(Items listed in a dataset)
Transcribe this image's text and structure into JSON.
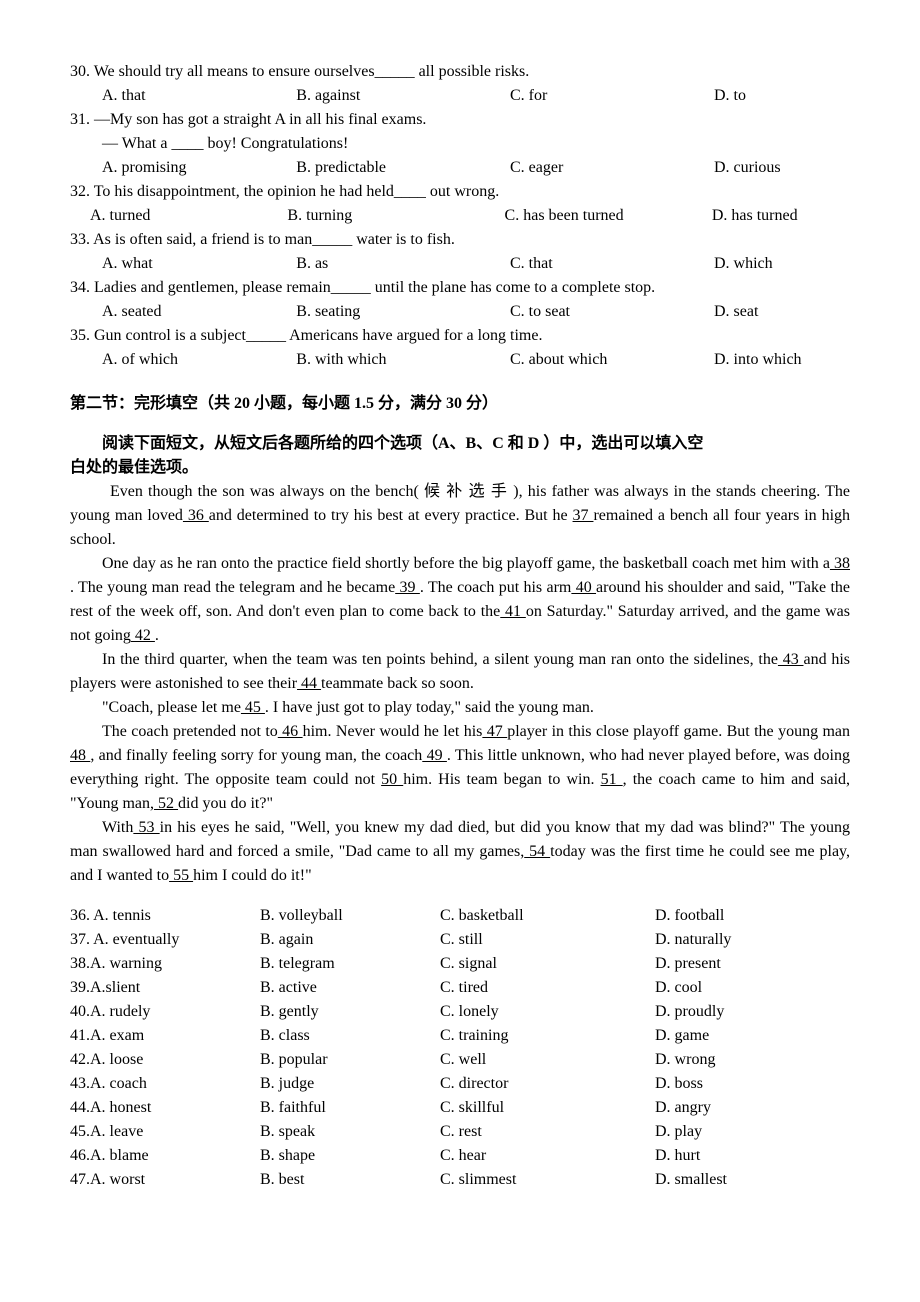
{
  "questions": [
    {
      "num": "30",
      "stem_a": "30. We should try all means to ensure ourselves",
      "blank": "_____",
      "stem_b": " all possible risks.",
      "opts": {
        "a": "A. that",
        "b": "B. against",
        "c": "C. for",
        "d": "D. to"
      }
    },
    {
      "num": "31",
      "line1": "31. —My son has got a straight A in all his final exams.",
      "line2_a": "— What a ",
      "blank": "____",
      "line2_b": " boy! Congratulations!",
      "opts": {
        "a": "A. promising",
        "b": "B. predictable",
        "c": "C. eager",
        "d": "D. curious"
      }
    },
    {
      "num": "32",
      "stem_a": "32. To his disappointment, the opinion he had held",
      "blank": "____",
      "stem_b": " out wrong.",
      "opts": {
        "a": "A. turned",
        "b": "B.   turning",
        "c": "C. has been turned",
        "d": "D. has turned"
      }
    },
    {
      "num": "33",
      "stem_a": "33. As is often said, a friend is to man",
      "blank": "_____",
      "stem_b": " water is to fish.",
      "opts": {
        "a": "A. what",
        "b": "B. as",
        "c": "C. that",
        "d": "D. which"
      }
    },
    {
      "num": "34",
      "stem_a": "34. Ladies and gentlemen, please remain",
      "blank": "_____",
      "stem_b": " until the plane has come to a complete stop.",
      "opts": {
        "a": "A. seated",
        "b": "B. seating",
        "c": "C. to seat",
        "d": "D. seat"
      }
    },
    {
      "num": "35",
      "stem_a": "35. Gun control is a subject",
      "blank": "_____",
      "stem_b": " Americans have argued for a long time.",
      "opts": {
        "a": "A. of which",
        "b": "B. with which",
        "c": "C. about which",
        "d": "D. into which"
      }
    }
  ],
  "section": {
    "title": "第二节：完形填空（共 20 小题，每小题 1.5 分，满分 30 分）",
    "instruction_a": "阅读下面短文，从短文后各题所给的四个选项（A、B、C 和 D ）中，选出可以填入空",
    "instruction_b": "白处的最佳选项。"
  },
  "passage": {
    "p1_a": "Even though the son was always on the bench( 候 补 选 手 ), his father was always in the stands cheering. The young man loved",
    "b36": " 36 ",
    "p1_b": " and determined to try his best at every practice. But he ",
    "b37": "37   ",
    "p1_c": " remained a bench all four years in high school.",
    "p2_a": "One day as he ran onto the practice field shortly before the big playoff game, the basketball coach met him with a",
    "b38": " 38 ",
    "p2_b": ". The young man read the telegram and he became",
    "b39": " 39 ",
    "p2_c": ". The coach put his arm",
    "b40": " 40   ",
    "p2_d": " around his shoulder and said, \"Take the rest of the week off, son. And don't even plan to come back to the",
    "b41": " 41 ",
    "p2_e": "  on Saturday.\" Saturday arrived, and the game was not going",
    "b42": " 42 ",
    "p2_f": ".",
    "p3_a": "In the third quarter, when the team was ten points behind, a silent young man ran onto the sidelines, the",
    "b43": " 43 ",
    "p3_b": "  and his players were astonished to see their",
    "b44": " 44 ",
    "p3_c": "  teammate back so soon.",
    "p4_a": "\"Coach, please let me",
    "b45": " 45 ",
    "p4_b": ". I have just got to play today,\" said the young man.",
    "p5_a": "The coach pretended not to",
    "b46": " 46 ",
    "p5_b": "  him. Never would he let his",
    "b47": " 47 ",
    "p5_c": "  player in this close playoff game. But the young man",
    "b48": " 48 ",
    "p5_d": ", and finally feeling sorry for young man, the coach",
    "b49": " 49 ",
    "p5_e": ". This little unknown, who had never played before, was doing everything right. The opposite team could not ",
    "b50": "50   ",
    "p5_f": "him. His team began to win.  ",
    "b51": " 51 ",
    "p5_g": ", the coach came to him and said, \"Young man,",
    "b52": " 52 ",
    "p5_h": "  did you do it?\"",
    "p6_a": "With",
    "b53": " 53 ",
    "p6_b": "  in his eyes he said, \"Well, you knew my dad died, but did you know that my dad was blind?\" The young man swallowed hard and forced a smile, \"Dad came to all my games,",
    "b54": " 54 ",
    "p6_c": " today was the first time he could see me play, and I wanted to",
    "b55": " 55 ",
    "p6_d": "  him I could do it!\""
  },
  "cloze_opts": [
    {
      "n": "36. A. tennis",
      "b": "B. volleyball",
      "c": "C. basketball",
      "d": "D. football"
    },
    {
      "n": "37. A. eventually",
      "b": "B. again",
      "c": "C. still",
      "d": "D. naturally"
    },
    {
      "n": "38.A. warning",
      "b": "B. telegram",
      "c": "C. signal",
      "d": "D. present"
    },
    {
      "n": "39.A.slient",
      "b": "B. active",
      "c": "C. tired",
      "d": "D. cool"
    },
    {
      "n": "40.A. rudely",
      "b": " B. gently",
      "c": "C. lonely",
      "d": " D. proudly"
    },
    {
      "n": "41.A. exam",
      "b": "B. class",
      "c": "C. training",
      "d": "D. game"
    },
    {
      "n": "42.A. loose",
      "b": "B. popular",
      "c": "C. well",
      "d": "D. wrong"
    },
    {
      "n": "43.A. coach",
      "b": "B. judge",
      "c": "C. director",
      "d": "D. boss"
    },
    {
      "n": "44.A. honest",
      "b": "B. faithful",
      "c": "C. skillful",
      "d": "D. angry"
    },
    {
      "n": "45.A. leave",
      "b": "B. speak",
      "c": "C. rest",
      "d": "D. play"
    },
    {
      "n": "46.A. blame",
      "b": "B. shape",
      "c": "C. hear",
      "d": "D. hurt"
    },
    {
      "n": "47.A. worst",
      "b": "B. best",
      "c": "C. slimmest",
      "d": "D. smallest"
    }
  ]
}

Problem to solve
Pull every line containing the word "playoff" out of the material and copy it.

Result of this exercise
    "p2_a": "One day as he ran onto the practice field shortly before the big playoff game, the basketball coach met him with a",
    "p5_c": "  player in this close playoff game. But the young man",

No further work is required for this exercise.